▶ [GOAL OF THE EXERCISE]
Each line below should be retyped exactly, with no pictures.

▶ [INPUT MATERIAL]
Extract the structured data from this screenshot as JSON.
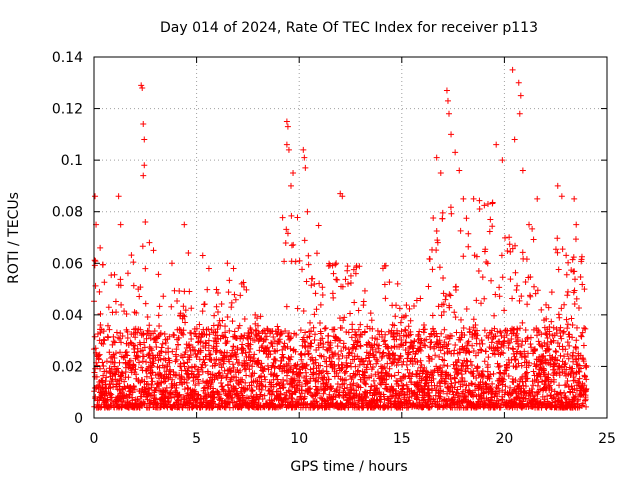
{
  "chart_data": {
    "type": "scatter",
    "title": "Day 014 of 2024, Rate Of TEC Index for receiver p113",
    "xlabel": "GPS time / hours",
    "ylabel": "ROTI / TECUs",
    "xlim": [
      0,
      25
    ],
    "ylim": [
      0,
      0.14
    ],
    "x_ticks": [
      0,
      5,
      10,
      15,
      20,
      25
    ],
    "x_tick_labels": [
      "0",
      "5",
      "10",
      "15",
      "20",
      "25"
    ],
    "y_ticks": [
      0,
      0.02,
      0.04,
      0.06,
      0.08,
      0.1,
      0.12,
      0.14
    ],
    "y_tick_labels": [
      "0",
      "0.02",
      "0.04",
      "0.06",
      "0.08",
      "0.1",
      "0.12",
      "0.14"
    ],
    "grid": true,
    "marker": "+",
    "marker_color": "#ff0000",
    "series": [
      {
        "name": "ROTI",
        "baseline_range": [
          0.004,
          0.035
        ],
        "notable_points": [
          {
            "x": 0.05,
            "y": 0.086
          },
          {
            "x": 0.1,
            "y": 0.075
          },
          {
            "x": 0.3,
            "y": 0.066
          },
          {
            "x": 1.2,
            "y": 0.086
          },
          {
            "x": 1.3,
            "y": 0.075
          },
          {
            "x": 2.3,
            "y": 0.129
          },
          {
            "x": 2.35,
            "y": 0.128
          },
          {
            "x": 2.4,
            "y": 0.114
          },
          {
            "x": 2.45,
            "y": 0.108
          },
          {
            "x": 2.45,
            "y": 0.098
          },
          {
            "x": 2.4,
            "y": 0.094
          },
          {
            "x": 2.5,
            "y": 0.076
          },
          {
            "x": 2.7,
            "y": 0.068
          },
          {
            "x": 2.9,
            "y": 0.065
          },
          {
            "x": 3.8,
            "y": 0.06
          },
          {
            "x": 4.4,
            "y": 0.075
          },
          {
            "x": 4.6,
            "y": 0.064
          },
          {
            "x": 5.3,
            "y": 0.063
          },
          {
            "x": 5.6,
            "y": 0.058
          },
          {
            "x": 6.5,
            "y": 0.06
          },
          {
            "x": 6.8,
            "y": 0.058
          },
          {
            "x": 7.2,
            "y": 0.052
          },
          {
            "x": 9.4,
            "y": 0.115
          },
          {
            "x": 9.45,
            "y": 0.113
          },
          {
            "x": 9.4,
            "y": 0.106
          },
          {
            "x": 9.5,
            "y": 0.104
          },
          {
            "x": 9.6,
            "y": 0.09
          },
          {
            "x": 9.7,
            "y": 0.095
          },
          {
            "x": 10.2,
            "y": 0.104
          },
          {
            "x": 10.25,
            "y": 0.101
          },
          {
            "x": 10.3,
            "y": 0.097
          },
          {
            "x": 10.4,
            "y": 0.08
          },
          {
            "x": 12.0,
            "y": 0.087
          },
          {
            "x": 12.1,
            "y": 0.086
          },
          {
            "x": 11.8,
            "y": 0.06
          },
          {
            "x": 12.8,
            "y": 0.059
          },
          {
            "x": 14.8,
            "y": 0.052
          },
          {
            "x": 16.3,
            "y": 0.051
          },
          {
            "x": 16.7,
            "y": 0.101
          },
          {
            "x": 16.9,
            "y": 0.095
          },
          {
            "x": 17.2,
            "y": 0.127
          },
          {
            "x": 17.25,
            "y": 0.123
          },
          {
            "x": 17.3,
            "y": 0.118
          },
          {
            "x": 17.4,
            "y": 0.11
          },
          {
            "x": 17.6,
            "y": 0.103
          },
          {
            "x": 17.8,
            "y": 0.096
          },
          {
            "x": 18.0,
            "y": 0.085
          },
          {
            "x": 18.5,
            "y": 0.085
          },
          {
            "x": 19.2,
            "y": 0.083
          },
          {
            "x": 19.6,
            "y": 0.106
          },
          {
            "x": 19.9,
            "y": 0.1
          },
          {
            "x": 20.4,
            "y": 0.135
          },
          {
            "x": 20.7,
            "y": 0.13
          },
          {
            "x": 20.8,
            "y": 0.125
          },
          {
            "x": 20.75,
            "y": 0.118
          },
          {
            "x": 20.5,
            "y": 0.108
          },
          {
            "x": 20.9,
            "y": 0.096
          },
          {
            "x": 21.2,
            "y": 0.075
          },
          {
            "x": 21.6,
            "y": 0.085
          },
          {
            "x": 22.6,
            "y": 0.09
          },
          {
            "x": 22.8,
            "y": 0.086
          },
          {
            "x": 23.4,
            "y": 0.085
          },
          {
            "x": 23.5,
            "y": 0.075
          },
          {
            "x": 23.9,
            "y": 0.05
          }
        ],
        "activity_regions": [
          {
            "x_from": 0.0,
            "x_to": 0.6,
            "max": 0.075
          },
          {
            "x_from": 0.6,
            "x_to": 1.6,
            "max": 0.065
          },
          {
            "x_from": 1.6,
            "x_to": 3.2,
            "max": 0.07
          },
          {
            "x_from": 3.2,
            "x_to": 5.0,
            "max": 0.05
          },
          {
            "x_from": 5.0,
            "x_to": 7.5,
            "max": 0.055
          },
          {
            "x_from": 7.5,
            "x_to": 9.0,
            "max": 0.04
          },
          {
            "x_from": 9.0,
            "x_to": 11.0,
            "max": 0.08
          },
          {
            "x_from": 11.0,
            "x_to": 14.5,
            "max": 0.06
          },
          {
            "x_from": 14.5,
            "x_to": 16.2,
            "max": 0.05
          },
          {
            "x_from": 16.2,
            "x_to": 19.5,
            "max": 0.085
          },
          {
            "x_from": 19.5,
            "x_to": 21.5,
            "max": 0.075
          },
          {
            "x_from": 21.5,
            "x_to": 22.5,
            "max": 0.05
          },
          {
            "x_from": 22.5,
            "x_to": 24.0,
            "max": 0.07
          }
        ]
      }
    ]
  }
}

▶ [OUTPUT BELOW]
Extract the structured data from this screenshot as JSON.
{
  "chart_data": {
    "type": "scatter",
    "title": "Day 014 of 2024, Rate Of TEC Index for receiver p113",
    "xlabel": "GPS time / hours",
    "ylabel": "ROTI / TECUs",
    "xlim": [
      0,
      25
    ],
    "ylim": [
      0,
      0.14
    ],
    "x_ticks": [
      0,
      5,
      10,
      15,
      20,
      25
    ],
    "x_tick_labels": [
      "0",
      "5",
      "10",
      "15",
      "20",
      "25"
    ],
    "y_ticks": [
      0,
      0.02,
      0.04,
      0.06,
      0.08,
      0.1,
      0.12,
      0.14
    ],
    "y_tick_labels": [
      "0",
      "0.02",
      "0.04",
      "0.06",
      "0.08",
      "0.1",
      "0.12",
      "0.14"
    ],
    "grid": true,
    "marker": "+",
    "marker_color": "#ff0000",
    "series": [
      {
        "name": "ROTI",
        "baseline_range": [
          0.004,
          0.035
        ],
        "notable_points": [
          {
            "x": 0.05,
            "y": 0.086
          },
          {
            "x": 0.1,
            "y": 0.075
          },
          {
            "x": 0.3,
            "y": 0.066
          },
          {
            "x": 1.2,
            "y": 0.086
          },
          {
            "x": 1.3,
            "y": 0.075
          },
          {
            "x": 2.3,
            "y": 0.129
          },
          {
            "x": 2.35,
            "y": 0.128
          },
          {
            "x": 2.4,
            "y": 0.114
          },
          {
            "x": 2.45,
            "y": 0.108
          },
          {
            "x": 2.45,
            "y": 0.098
          },
          {
            "x": 2.4,
            "y": 0.094
          },
          {
            "x": 2.5,
            "y": 0.076
          },
          {
            "x": 2.7,
            "y": 0.068
          },
          {
            "x": 2.9,
            "y": 0.065
          },
          {
            "x": 3.8,
            "y": 0.06
          },
          {
            "x": 4.4,
            "y": 0.075
          },
          {
            "x": 4.6,
            "y": 0.064
          },
          {
            "x": 5.3,
            "y": 0.063
          },
          {
            "x": 5.6,
            "y": 0.058
          },
          {
            "x": 6.5,
            "y": 0.06
          },
          {
            "x": 6.8,
            "y": 0.058
          },
          {
            "x": 7.2,
            "y": 0.052
          },
          {
            "x": 9.4,
            "y": 0.115
          },
          {
            "x": 9.45,
            "y": 0.113
          },
          {
            "x": 9.4,
            "y": 0.106
          },
          {
            "x": 9.5,
            "y": 0.104
          },
          {
            "x": 9.6,
            "y": 0.09
          },
          {
            "x": 9.7,
            "y": 0.095
          },
          {
            "x": 10.2,
            "y": 0.104
          },
          {
            "x": 10.25,
            "y": 0.101
          },
          {
            "x": 10.3,
            "y": 0.097
          },
          {
            "x": 10.4,
            "y": 0.08
          },
          {
            "x": 12.0,
            "y": 0.087
          },
          {
            "x": 12.1,
            "y": 0.086
          },
          {
            "x": 11.8,
            "y": 0.06
          },
          {
            "x": 12.8,
            "y": 0.059
          },
          {
            "x": 14.8,
            "y": 0.052
          },
          {
            "x": 16.3,
            "y": 0.051
          },
          {
            "x": 16.7,
            "y": 0.101
          },
          {
            "x": 16.9,
            "y": 0.095
          },
          {
            "x": 17.2,
            "y": 0.127
          },
          {
            "x": 17.25,
            "y": 0.123
          },
          {
            "x": 17.3,
            "y": 0.118
          },
          {
            "x": 17.4,
            "y": 0.11
          },
          {
            "x": 17.6,
            "y": 0.103
          },
          {
            "x": 17.8,
            "y": 0.096
          },
          {
            "x": 18.0,
            "y": 0.085
          },
          {
            "x": 18.5,
            "y": 0.085
          },
          {
            "x": 19.2,
            "y": 0.083
          },
          {
            "x": 19.6,
            "y": 0.106
          },
          {
            "x": 19.9,
            "y": 0.1
          },
          {
            "x": 20.4,
            "y": 0.135
          },
          {
            "x": 20.7,
            "y": 0.13
          },
          {
            "x": 20.8,
            "y": 0.125
          },
          {
            "x": 20.75,
            "y": 0.118
          },
          {
            "x": 20.5,
            "y": 0.108
          },
          {
            "x": 20.9,
            "y": 0.096
          },
          {
            "x": 21.2,
            "y": 0.075
          },
          {
            "x": 21.6,
            "y": 0.085
          },
          {
            "x": 22.6,
            "y": 0.09
          },
          {
            "x": 22.8,
            "y": 0.086
          },
          {
            "x": 23.4,
            "y": 0.085
          },
          {
            "x": 23.5,
            "y": 0.075
          },
          {
            "x": 23.9,
            "y": 0.05
          }
        ],
        "activity_regions": [
          {
            "x_from": 0.0,
            "x_to": 0.6,
            "max": 0.075
          },
          {
            "x_from": 0.6,
            "x_to": 1.6,
            "max": 0.065
          },
          {
            "x_from": 1.6,
            "x_to": 3.2,
            "max": 0.07
          },
          {
            "x_from": 3.2,
            "x_to": 5.0,
            "max": 0.05
          },
          {
            "x_from": 5.0,
            "x_to": 7.5,
            "max": 0.055
          },
          {
            "x_from": 7.5,
            "x_to": 9.0,
            "max": 0.04
          },
          {
            "x_from": 9.0,
            "x_to": 11.0,
            "max": 0.08
          },
          {
            "x_from": 11.0,
            "x_to": 14.5,
            "max": 0.06
          },
          {
            "x_from": 14.5,
            "x_to": 16.2,
            "max": 0.05
          },
          {
            "x_from": 16.2,
            "x_to": 19.5,
            "max": 0.085
          },
          {
            "x_from": 19.5,
            "x_to": 21.5,
            "max": 0.075
          },
          {
            "x_from": 21.5,
            "x_to": 22.5,
            "max": 0.05
          },
          {
            "x_from": 22.5,
            "x_to": 24.0,
            "max": 0.07
          }
        ]
      }
    ]
  }
}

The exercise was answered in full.